Go through the records below line by line, counting those that contain the word "author"; answer with the count only.

==== Source data

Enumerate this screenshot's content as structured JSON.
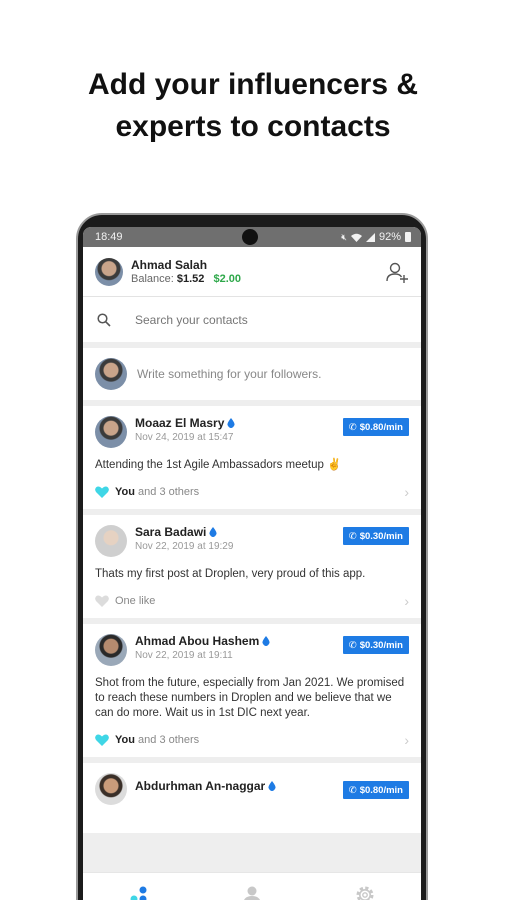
{
  "headline": {
    "line1": "Add your influencers &",
    "line2": "experts to contacts"
  },
  "status_bar": {
    "time": "18:49",
    "battery": "92%",
    "icons": [
      "mute-icon",
      "wifi-icon",
      "signal-icon",
      "battery-icon"
    ]
  },
  "header": {
    "user_name": "Ahmad Salah",
    "balance_label": "Balance:",
    "balance_value": "$1.52",
    "credit_value": "$2.00",
    "add_contact_icon": "add-contact-icon"
  },
  "search": {
    "placeholder": "Search your contacts"
  },
  "compose": {
    "placeholder": "Write something for your followers."
  },
  "posts": [
    {
      "author": "Moaaz El Masry",
      "date": "Nov 24, 2019 at 15:47",
      "rate": "$0.80/min",
      "text": "Attending the 1st Agile Ambassadors meetup ✌️",
      "like_you": "You",
      "like_rest": "and 3 others",
      "liked": true
    },
    {
      "author": "Sara Badawi",
      "date": "Nov 22, 2019 at 19:29",
      "rate": "$0.30/min",
      "text": "Thats my first post at Droplen, very proud of this app.",
      "like_you": "",
      "like_rest": "One like",
      "liked": false
    },
    {
      "author": "Ahmad Abou Hashem",
      "date": "Nov 22, 2019 at 19:11",
      "rate": "$0.30/min",
      "text": "Shot from the future, especially from Jan 2021. We promised to reach these numbers in Droplen and we believe that we can do more. Wait us in 1st DIC next year.",
      "like_you": "You",
      "like_rest": "and 3 others",
      "liked": true
    },
    {
      "author": "Abdurhman An-naggar",
      "date": "",
      "rate": "$0.80/min",
      "text": "",
      "like_you": "",
      "like_rest": "",
      "liked": false
    }
  ],
  "bottom_nav": [
    "feed-icon",
    "profile-icon",
    "settings-icon"
  ],
  "colors": {
    "accent": "#1e7be4",
    "credit": "#2ea84a",
    "like": "#3fd6e6",
    "nav_active": "#1e7be4"
  }
}
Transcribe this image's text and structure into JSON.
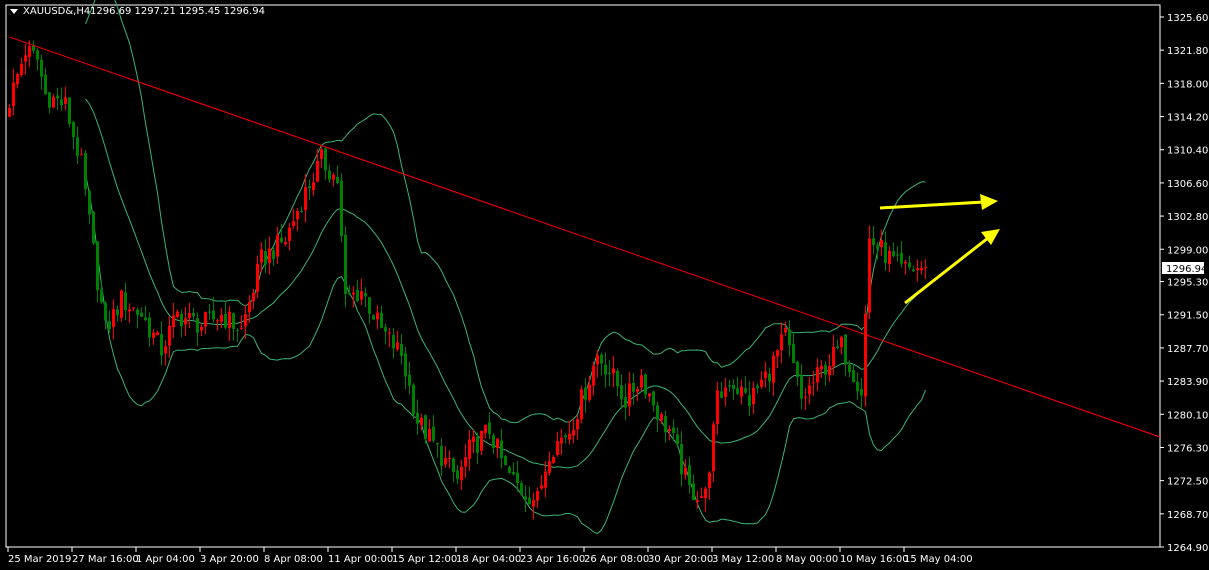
{
  "header": {
    "symbol": "XAUUSD&,H4",
    "ohlc": "1296.69 1297.21 1295.45 1296.94"
  },
  "colors": {
    "background": "#000000",
    "bull_candle": "#ff0000",
    "bear_candle": "#008000",
    "bands": "#3cb371",
    "trendline": "#ff0000",
    "arrows": "#ffff00",
    "axis": "#ffffff"
  },
  "chart_data": {
    "type": "candlestick",
    "title": "XAUUSD&,H4",
    "current_price": "1296.94",
    "ylim": [
      1264.9,
      1325.6
    ],
    "y_ticks": [
      "1325.60",
      "1321.80",
      "1318.00",
      "1314.20",
      "1310.40",
      "1306.60",
      "1302.80",
      "1299.00",
      "1295.30",
      "1291.50",
      "1287.70",
      "1283.90",
      "1280.10",
      "1276.30",
      "1272.50",
      "1268.70",
      "1264.90"
    ],
    "x_ticks": [
      {
        "bar": 0,
        "label": "25 Mar 2019"
      },
      {
        "bar": 16,
        "label": "27 Mar 16:00"
      },
      {
        "bar": 32,
        "label": "1 Apr 04:00"
      },
      {
        "bar": 48,
        "label": "3 Apr 20:00"
      },
      {
        "bar": 64,
        "label": "8 Apr 08:00"
      },
      {
        "bar": 80,
        "label": "11 Apr 00:00"
      },
      {
        "bar": 96,
        "label": "15 Apr 12:00"
      },
      {
        "bar": 112,
        "label": "18 Apr 04:00"
      },
      {
        "bar": 128,
        "label": "23 Apr 16:00"
      },
      {
        "bar": 144,
        "label": "26 Apr 08:00"
      },
      {
        "bar": 160,
        "label": "30 Apr 20:00"
      },
      {
        "bar": 176,
        "label": "3 May 12:00"
      },
      {
        "bar": 192,
        "label": "8 May 00:00"
      },
      {
        "bar": 208,
        "label": "10 May 16:00"
      },
      {
        "bar": 224,
        "label": "15 May 04:00"
      }
    ],
    "total_bars_visible": 288,
    "close_path": [
      [
        0,
        1316.0
      ],
      [
        4,
        1321.8
      ],
      [
        7,
        1320.7
      ],
      [
        9,
        1316.7
      ],
      [
        14,
        1315.5
      ],
      [
        18,
        1308.6
      ],
      [
        22,
        1295.5
      ],
      [
        24,
        1289.7
      ],
      [
        28,
        1293.2
      ],
      [
        33,
        1291.5
      ],
      [
        38,
        1287.5
      ],
      [
        42,
        1291.5
      ],
      [
        48,
        1290.3
      ],
      [
        53,
        1291.5
      ],
      [
        58,
        1289.7
      ],
      [
        63,
        1297.8
      ],
      [
        69,
        1300.1
      ],
      [
        73,
        1304.6
      ],
      [
        78,
        1309.2
      ],
      [
        82,
        1306.9
      ],
      [
        84,
        1293.2
      ],
      [
        88,
        1294.3
      ],
      [
        93,
        1289.7
      ],
      [
        98,
        1286.9
      ],
      [
        102,
        1279.4
      ],
      [
        107,
        1276.0
      ],
      [
        112,
        1272.6
      ],
      [
        115,
        1276.0
      ],
      [
        120,
        1278.3
      ],
      [
        124,
        1273.7
      ],
      [
        128,
        1271.4
      ],
      [
        132,
        1270.3
      ],
      [
        135,
        1276.0
      ],
      [
        140,
        1278.3
      ],
      [
        144,
        1282.9
      ],
      [
        147,
        1286.9
      ],
      [
        150,
        1285.1
      ],
      [
        154,
        1281.7
      ],
      [
        158,
        1284.5
      ],
      [
        163,
        1279.4
      ],
      [
        165,
        1278.3
      ],
      [
        170,
        1271.4
      ],
      [
        174,
        1270.8
      ],
      [
        177,
        1281.7
      ],
      [
        180,
        1284.0
      ],
      [
        185,
        1281.7
      ],
      [
        190,
        1285.1
      ],
      [
        194,
        1289.1
      ],
      [
        198,
        1281.7
      ],
      [
        203,
        1285.1
      ],
      [
        208,
        1287.9
      ],
      [
        213,
        1282.9
      ],
      [
        215,
        1300.1
      ],
      [
        218,
        1298.9
      ],
      [
        223,
        1296.6
      ],
      [
        229,
        1296.94
      ]
    ],
    "bollinger": {
      "period": 20,
      "deviations": 2
    },
    "trendline": {
      "start": [
        0,
        1323.3
      ],
      "end": [
        288,
        1277.5
      ]
    },
    "annotations": [
      "yellow-arrow-horizontal",
      "yellow-arrow-up"
    ]
  }
}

========

Exercise response:
4